• _Belge metni_:
Duman

Sigara dumanının arkasına saklanmış 
Onca sevda arasından 
Onca rüya varken 
İzmariti parmak uçlarımla fırlatıp 
Bir küfür patlatıp 
" Ya olursa ? " 
Sorusuyla tekrar deniyorum 
Hayata motive olmayı . 

Bir sigara daha tutuşturuyorlar 
Öpmeyi unutmuş bu dudaklara
Ve zaman diyorlar
Geçen vakitlerimin hesabını bilmeyerek
Rüzgarın üflemesiyle tükenen sigaram
Aynısın benimle

Plastik bir kültablası gibi
Söndürülmüş hayatlar dolu üzerimde
Ve derin izler bırakmış söndürülüşlerinde

Bir sigara arkasına saklanan hayat
Senin ateş olmayınca
Yan masadan ateş dilendiğim .


Charles Bukowski .

Şaka lan şaka ben yazdım az önce .

Kuyuya düşen ölü bir yürek .

   Başlangıcı olmayan bir hikaye bu . Hayatın tam ortasından aniden olan bir kaza gibi . Sadece aşk için biraz hareket için planlananın çok ötesinde bir şey . Zafer kokusunun çok uzağında . Terli bir sayfaya yazılan mürekkep kokusuyla karışık bir duygunun hikayesi bu hikaye . 
   Yolları beyaz bir örtü ile kaplanmış sarp tepelerin arkasında kalan bir kalbin vuruluşu ve ölüşü hakkında .

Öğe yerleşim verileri
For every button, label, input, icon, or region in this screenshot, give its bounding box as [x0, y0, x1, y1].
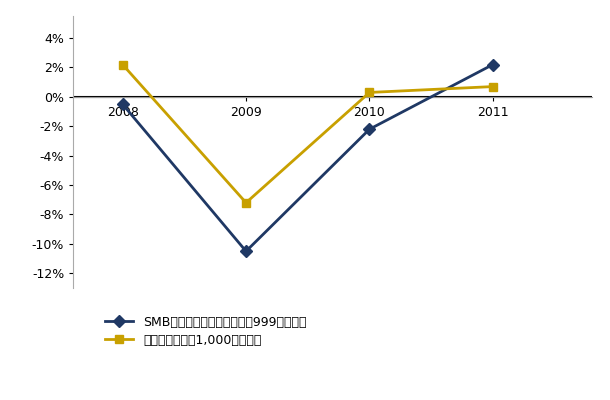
大企業（従業員1,000人以上）	[242, 200, 249, 205]
SMB（中堅中小企業／従業員999人以下）	[119, 102, 126, 107]
大企業（従業員1,000人以上）	[366, 90, 373, 95]
SMB（中堅中小企業／従業員999人以下）	[489, 62, 497, 67]
大企業（従業員1,000人以上）	[489, 84, 497, 89]
Line: SMB（中堅中小企業／従業員999人以下）: SMB（中堅中小企業／従業員999人以下）	[118, 60, 497, 256]
大企業（従業員1,000人以上）	[119, 62, 126, 67]
Legend: SMB（中堅中小企業／従業員999人以下）, 大企業（従業員1,000人以上）: SMB（中堅中小企業／従業員999人以下）, 大企業（従業員1,000人以上）	[106, 316, 306, 347]
Line: 大企業（従業員1,000人以上）: 大企業（従業員1,000人以上）	[118, 60, 497, 207]
SMB（中堅中小企業／従業員999人以下）	[242, 249, 249, 254]
SMB（中堅中小企業／従業員999人以下）	[366, 127, 373, 132]
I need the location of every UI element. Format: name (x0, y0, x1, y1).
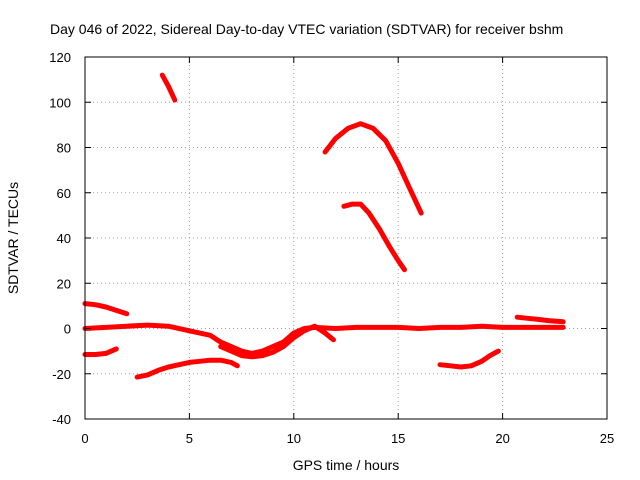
y-tick-label: 60 (57, 186, 71, 201)
y-axis-label: SDTVAR / TECUs (5, 182, 21, 294)
x-tick-label: 20 (495, 431, 509, 446)
grid-layer (85, 57, 607, 419)
x-tick-label: 15 (391, 431, 405, 446)
y-tick-label: -40 (52, 412, 71, 427)
series-arc-3 (341, 201, 407, 273)
tick-layer: 0 5 10 15 20 25 -40 -20 0 20 40 60 80 100 120 (49, 50, 614, 446)
y-tick-label: 20 (57, 276, 71, 291)
series-arc-4 (82, 301, 130, 317)
x-tick-label: 10 (287, 431, 301, 446)
series-arc-1 (159, 72, 178, 103)
series-arc-7 (82, 346, 119, 357)
x-tick-label: 5 (186, 431, 193, 446)
y-tick-label: 80 (57, 141, 71, 156)
series-arc-2 (322, 121, 424, 216)
y-tick-label: 100 (49, 95, 71, 110)
x-tick-label: 0 (81, 431, 88, 446)
y-tick-label: 0 (64, 322, 71, 337)
series-arc-5 (82, 322, 566, 356)
x-tick-label: 25 (600, 431, 614, 446)
series-arc-6 (218, 323, 336, 360)
x-axis-label: GPS time / hours (293, 457, 400, 473)
series-layer (82, 72, 566, 380)
series-arc-9 (437, 348, 501, 370)
series-arc-8 (134, 357, 240, 380)
series-arc-10 (514, 314, 566, 325)
chart-title: Day 046 of 2022, Sidereal Day-to-day VTE… (50, 21, 563, 37)
y-tick-label: 120 (49, 50, 71, 65)
y-tick-label: -20 (52, 367, 71, 382)
y-tick-label: 40 (57, 231, 71, 246)
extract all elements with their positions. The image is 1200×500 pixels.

• _İstek_: Duman metninin "Kuyuya düşen ölü" ifadesini içeren yerden başlayıp "ölüşü hakkında ." ifadesinden sonra biten bölümünü, "Zafer" yerine "Başarı" gelecek şekilde düzenleyerek yeniden yazın.

• _Tam çıktı_:
Kuyuya düşen ölü bir yürek .

   Başlangıcı olmayan bir hikaye bu . Hayatın tam ortasından aniden olan bir kaza gibi . Sadece aşk için biraz hareket için planlananın çok ötesinde bir şey . Başarı kokusunun çok uzağında . Terli bir sayfaya yazılan mürekkep kokusuyla karışık bir duygunun hikayesi bu hikaye . 
   Yolları beyaz bir örtü ile kaplanmış sarp tepelerin arkasında kalan bir kalbin vuruluşu ve ölüşü hakkında .